Directions
Output the full listing word for word.

Input records
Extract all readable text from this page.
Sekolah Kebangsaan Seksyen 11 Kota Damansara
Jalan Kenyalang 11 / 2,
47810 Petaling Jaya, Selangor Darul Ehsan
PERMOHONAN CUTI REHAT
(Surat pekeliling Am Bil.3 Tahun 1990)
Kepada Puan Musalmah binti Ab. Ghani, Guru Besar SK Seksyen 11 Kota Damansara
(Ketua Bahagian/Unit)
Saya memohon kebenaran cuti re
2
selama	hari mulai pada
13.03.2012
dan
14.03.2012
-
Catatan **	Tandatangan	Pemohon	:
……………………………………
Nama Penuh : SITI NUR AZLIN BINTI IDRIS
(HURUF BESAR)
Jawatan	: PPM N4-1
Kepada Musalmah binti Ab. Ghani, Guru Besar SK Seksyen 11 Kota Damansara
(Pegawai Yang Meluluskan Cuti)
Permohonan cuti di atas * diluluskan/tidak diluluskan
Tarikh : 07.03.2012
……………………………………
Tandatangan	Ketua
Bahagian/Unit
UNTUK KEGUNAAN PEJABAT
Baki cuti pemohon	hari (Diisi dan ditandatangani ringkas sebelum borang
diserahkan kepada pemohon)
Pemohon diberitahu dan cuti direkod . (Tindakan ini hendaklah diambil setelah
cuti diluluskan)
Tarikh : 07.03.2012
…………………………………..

Output below
Extract all readable text from this page.
Sekolah Kebangsaan Seksyen 11 Kota Damansara
Jalan Kenyalang 11 / 2,
47810 Petaling Jaya, Selangor Darul Ehsan
PERMOHONAN CUTI REHAT
(Surat pekeliling Am Bil.3 Tahun 1990)
Kepada Puan Musalmah binti Ab. Ghani, Guru Besar SK Seksyen 11 Kota Damansara
(Ketua Bahagian/Unit)
Saya memohon kebenaran cuti re
2
selama	hari mulai pada
13.03.2012
dan
14.03.2012
-
Catatan **	Tandatangan	Pemohon	:
……………………………………
Nama Penuh : SITI NUR AZLIN BINTI IDRIS
(HURUF BESAR)
Jawatan	: PPM N4-1
Kepada Musalmah binti Ab. Ghani, Guru Besar SK Seksyen 11 Kota Damansara
(Pegawai Yang Meluluskan Cuti)
Permohonan cuti di atas * diluluskan/tidak diluluskan
Tarikh : 07.03.2012
……………………………………
Tandatangan	Ketua
Bahagian/Unit
UNTUK KEGUNAAN PEJABAT
Baki cuti pemohon	hari (Diisi dan ditandatangani ringkas sebelum borang
diserahkan kepada pemohon)
Pemohon diberitahu dan cuti direkod . (Tindakan ini hendaklah diambil setelah
cuti diluluskan)
Tarikh : 07.03.2012
…………………………………..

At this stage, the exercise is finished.